Output only the span of lines that begins at the line containing "Type out the text in this image." and ends at the last line of the data, both included, exactly as they appear.

··········

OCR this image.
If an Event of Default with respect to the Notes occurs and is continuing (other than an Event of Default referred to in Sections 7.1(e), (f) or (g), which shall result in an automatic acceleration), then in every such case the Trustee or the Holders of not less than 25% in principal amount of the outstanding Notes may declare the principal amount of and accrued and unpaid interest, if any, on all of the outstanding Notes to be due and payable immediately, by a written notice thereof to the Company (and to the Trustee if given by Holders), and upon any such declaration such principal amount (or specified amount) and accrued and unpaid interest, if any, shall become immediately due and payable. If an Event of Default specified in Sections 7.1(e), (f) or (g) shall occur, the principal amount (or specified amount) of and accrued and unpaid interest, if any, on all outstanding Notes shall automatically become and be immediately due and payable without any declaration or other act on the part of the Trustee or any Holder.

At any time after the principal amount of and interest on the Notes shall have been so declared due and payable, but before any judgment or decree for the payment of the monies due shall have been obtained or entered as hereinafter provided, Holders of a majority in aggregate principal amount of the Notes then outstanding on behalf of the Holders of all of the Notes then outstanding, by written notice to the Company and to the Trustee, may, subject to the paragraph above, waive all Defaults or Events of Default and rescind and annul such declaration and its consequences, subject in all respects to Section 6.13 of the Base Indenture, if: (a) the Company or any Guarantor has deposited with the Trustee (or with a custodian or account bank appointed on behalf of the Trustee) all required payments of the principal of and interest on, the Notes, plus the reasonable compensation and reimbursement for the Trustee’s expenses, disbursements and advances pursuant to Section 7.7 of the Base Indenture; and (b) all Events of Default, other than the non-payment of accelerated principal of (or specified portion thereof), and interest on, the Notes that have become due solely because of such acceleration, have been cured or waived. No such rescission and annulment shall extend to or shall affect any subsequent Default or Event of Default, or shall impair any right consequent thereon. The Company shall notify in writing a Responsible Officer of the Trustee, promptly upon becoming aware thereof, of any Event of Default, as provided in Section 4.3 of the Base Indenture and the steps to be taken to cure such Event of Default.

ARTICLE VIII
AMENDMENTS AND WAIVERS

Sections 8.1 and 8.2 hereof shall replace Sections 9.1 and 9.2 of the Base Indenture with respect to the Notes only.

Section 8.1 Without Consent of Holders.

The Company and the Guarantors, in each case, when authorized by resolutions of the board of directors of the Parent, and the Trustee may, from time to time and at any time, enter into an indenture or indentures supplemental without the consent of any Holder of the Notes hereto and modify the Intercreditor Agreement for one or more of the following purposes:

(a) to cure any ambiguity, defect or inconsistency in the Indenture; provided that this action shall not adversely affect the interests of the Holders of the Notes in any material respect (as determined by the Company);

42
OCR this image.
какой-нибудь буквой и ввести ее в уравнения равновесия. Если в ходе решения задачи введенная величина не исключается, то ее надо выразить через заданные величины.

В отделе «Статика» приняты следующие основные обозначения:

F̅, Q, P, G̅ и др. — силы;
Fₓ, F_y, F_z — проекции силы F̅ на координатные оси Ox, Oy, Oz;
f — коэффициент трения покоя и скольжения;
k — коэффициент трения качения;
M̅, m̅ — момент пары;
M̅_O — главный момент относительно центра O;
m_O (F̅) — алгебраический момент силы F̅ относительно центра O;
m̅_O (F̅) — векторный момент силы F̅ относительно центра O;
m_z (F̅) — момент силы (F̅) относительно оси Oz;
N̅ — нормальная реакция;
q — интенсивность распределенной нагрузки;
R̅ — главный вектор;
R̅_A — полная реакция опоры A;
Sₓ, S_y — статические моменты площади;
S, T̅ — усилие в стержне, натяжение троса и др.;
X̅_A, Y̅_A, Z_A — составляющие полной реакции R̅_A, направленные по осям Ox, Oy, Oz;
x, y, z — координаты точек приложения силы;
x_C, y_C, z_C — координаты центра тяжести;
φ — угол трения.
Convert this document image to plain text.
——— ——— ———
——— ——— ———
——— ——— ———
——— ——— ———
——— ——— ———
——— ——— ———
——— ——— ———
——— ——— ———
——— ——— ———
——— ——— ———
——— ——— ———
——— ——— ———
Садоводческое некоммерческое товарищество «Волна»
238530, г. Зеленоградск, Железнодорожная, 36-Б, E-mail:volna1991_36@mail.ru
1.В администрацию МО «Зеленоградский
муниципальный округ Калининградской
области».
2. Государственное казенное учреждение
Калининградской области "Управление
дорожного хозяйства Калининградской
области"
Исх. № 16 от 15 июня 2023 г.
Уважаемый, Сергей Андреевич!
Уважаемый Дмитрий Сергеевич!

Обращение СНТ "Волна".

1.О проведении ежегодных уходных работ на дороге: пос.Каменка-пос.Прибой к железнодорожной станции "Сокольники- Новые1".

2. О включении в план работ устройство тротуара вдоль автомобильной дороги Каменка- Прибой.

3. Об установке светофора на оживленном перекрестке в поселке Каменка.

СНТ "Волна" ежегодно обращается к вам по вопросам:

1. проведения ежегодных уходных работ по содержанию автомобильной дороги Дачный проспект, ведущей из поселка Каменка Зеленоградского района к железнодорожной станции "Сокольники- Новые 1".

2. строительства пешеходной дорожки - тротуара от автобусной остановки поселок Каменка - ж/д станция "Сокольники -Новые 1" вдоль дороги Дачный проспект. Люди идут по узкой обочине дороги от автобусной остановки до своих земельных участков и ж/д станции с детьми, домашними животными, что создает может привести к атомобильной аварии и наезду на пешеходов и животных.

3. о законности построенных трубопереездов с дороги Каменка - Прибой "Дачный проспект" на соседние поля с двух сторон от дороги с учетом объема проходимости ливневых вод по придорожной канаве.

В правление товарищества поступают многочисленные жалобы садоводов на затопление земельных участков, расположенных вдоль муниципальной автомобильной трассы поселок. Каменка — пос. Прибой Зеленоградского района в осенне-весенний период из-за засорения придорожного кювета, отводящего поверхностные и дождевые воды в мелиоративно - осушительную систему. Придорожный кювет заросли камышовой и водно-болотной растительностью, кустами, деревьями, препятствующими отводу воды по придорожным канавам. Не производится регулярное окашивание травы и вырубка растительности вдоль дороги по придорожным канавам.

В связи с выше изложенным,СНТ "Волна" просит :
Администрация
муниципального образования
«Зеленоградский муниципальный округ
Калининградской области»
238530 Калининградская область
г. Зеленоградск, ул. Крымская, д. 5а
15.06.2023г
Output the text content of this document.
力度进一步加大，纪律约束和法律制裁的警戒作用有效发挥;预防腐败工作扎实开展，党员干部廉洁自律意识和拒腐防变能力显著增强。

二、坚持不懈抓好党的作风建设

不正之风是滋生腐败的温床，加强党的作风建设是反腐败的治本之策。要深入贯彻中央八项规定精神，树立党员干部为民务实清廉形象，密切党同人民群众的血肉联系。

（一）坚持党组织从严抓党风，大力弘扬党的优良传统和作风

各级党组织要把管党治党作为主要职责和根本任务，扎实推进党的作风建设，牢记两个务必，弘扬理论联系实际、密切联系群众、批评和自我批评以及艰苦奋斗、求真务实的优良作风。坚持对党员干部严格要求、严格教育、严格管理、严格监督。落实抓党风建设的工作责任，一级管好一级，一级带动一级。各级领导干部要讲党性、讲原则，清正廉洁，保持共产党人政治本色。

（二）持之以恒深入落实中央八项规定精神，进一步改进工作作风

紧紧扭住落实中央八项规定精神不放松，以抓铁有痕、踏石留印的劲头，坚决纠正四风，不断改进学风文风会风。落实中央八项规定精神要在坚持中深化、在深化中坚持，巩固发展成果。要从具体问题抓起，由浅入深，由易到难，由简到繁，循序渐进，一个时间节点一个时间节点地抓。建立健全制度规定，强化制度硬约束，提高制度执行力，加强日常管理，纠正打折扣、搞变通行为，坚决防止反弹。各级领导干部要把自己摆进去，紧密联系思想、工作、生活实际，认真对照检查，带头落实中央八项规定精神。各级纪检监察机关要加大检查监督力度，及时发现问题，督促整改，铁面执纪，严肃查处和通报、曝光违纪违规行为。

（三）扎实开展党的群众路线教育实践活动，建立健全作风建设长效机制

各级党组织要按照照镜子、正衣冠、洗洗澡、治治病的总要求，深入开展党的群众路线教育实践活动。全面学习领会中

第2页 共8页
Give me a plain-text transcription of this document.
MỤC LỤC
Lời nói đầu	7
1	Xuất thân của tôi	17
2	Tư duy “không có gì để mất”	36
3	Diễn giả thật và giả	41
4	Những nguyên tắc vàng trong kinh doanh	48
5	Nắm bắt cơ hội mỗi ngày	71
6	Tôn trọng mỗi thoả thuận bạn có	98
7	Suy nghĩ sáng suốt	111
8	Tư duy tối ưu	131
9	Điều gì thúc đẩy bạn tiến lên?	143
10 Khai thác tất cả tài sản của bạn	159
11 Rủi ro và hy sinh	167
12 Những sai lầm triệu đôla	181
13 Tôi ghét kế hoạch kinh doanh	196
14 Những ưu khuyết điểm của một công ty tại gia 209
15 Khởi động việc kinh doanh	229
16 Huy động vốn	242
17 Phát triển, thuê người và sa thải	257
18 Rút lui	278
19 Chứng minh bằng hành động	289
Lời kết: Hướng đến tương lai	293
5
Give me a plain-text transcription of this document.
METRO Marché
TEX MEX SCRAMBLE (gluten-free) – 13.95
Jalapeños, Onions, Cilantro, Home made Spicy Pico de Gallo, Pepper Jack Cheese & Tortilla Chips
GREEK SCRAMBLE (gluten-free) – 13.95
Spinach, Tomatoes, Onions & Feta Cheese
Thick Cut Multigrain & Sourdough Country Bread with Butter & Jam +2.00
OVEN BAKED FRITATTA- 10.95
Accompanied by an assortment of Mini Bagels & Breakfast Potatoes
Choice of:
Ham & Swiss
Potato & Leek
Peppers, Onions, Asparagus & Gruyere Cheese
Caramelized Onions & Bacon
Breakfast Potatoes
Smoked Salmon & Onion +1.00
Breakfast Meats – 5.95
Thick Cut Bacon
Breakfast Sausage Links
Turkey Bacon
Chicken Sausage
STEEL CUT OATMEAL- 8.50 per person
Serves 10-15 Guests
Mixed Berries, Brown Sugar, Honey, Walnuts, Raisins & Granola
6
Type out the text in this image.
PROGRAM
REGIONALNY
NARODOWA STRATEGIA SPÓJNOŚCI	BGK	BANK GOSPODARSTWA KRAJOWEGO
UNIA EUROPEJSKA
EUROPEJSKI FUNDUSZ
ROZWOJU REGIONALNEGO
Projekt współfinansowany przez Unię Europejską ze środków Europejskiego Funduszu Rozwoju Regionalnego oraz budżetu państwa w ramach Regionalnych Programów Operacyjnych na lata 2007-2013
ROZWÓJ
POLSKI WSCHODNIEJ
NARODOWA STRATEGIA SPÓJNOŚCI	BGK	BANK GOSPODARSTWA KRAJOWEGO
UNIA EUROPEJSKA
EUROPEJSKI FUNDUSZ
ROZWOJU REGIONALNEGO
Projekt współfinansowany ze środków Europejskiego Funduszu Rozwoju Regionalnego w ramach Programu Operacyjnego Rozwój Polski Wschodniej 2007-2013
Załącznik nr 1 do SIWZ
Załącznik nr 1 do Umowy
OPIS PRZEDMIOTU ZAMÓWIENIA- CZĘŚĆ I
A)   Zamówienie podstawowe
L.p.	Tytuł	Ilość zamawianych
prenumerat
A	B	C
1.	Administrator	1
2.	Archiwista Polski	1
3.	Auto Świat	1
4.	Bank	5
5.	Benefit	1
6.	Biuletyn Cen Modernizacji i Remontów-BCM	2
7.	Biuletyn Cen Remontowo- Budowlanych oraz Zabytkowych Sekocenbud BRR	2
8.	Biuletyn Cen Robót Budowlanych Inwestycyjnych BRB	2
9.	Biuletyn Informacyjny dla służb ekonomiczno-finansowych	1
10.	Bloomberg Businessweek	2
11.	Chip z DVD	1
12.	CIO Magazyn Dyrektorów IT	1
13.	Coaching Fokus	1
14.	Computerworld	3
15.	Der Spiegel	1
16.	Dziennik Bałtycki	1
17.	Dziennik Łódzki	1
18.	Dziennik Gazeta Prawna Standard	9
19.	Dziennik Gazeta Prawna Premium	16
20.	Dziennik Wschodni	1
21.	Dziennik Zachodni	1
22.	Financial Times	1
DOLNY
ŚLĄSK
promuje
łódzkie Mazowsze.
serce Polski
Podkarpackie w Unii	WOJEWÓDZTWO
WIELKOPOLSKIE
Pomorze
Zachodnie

··········

ANSWER TO THE EXERCISE:
Type out the text in this image.
PROGRAM
REGIONALNY
NARODOWA STRATEGIA SPÓJNOŚCI	BGK	BANK GOSPODARSTWA KRAJOWEGO
UNIA EUROPEJSKA
EUROPEJSKI FUNDUSZ
ROZWOJU REGIONALNEGO
Projekt współfinansowany przez Unię Europejską ze środków Europejskiego Funduszu Rozwoju Regionalnego oraz budżetu państwa w ramach Regionalnych Programów Operacyjnych na lata 2007-2013
ROZWÓJ
POLSKI WSCHODNIEJ
NARODOWA STRATEGIA SPÓJNOŚCI	BGK	BANK GOSPODARSTWA KRAJOWEGO
UNIA EUROPEJSKA
EUROPEJSKI FUNDUSZ
ROZWOJU REGIONALNEGO
Projekt współfinansowany ze środków Europejskiego Funduszu Rozwoju Regionalnego w ramach Programu Operacyjnego Rozwój Polski Wschodniej 2007-2013
Załącznik nr 1 do SIWZ
Załącznik nr 1 do Umowy
OPIS PRZEDMIOTU ZAMÓWIENIA- CZĘŚĆ I
A)   Zamówienie podstawowe
L.p.	Tytuł	Ilość zamawianych
prenumerat
A	B	C
1.	Administrator	1
2.	Archiwista Polski	1
3.	Auto Świat	1
4.	Bank	5
5.	Benefit	1
6.	Biuletyn Cen Modernizacji i Remontów-BCM	2
7.	Biuletyn Cen Remontowo- Budowlanych oraz Zabytkowych Sekocenbud BRR	2
8.	Biuletyn Cen Robót Budowlanych Inwestycyjnych BRB	2
9.	Biuletyn Informacyjny dla służb ekonomiczno-finansowych	1
10.	Bloomberg Businessweek	2
11.	Chip z DVD	1
12.	CIO Magazyn Dyrektorów IT	1
13.	Coaching Fokus	1
14.	Computerworld	3
15.	Der Spiegel	1
16.	Dziennik Bałtycki	1
17.	Dziennik Łódzki	1
18.	Dziennik Gazeta Prawna Standard	9
19.	Dziennik Gazeta Prawna Premium	16
20.	Dziennik Wschodni	1
21.	Dziennik Zachodni	1
22.	Financial Times	1
DOLNY
ŚLĄSK
promuje
łódzkie Mazowsze.
serce Polski
Podkarpackie w Unii	WOJEWÓDZTWO
WIELKOPOLSKIE
Pomorze
Zachodnie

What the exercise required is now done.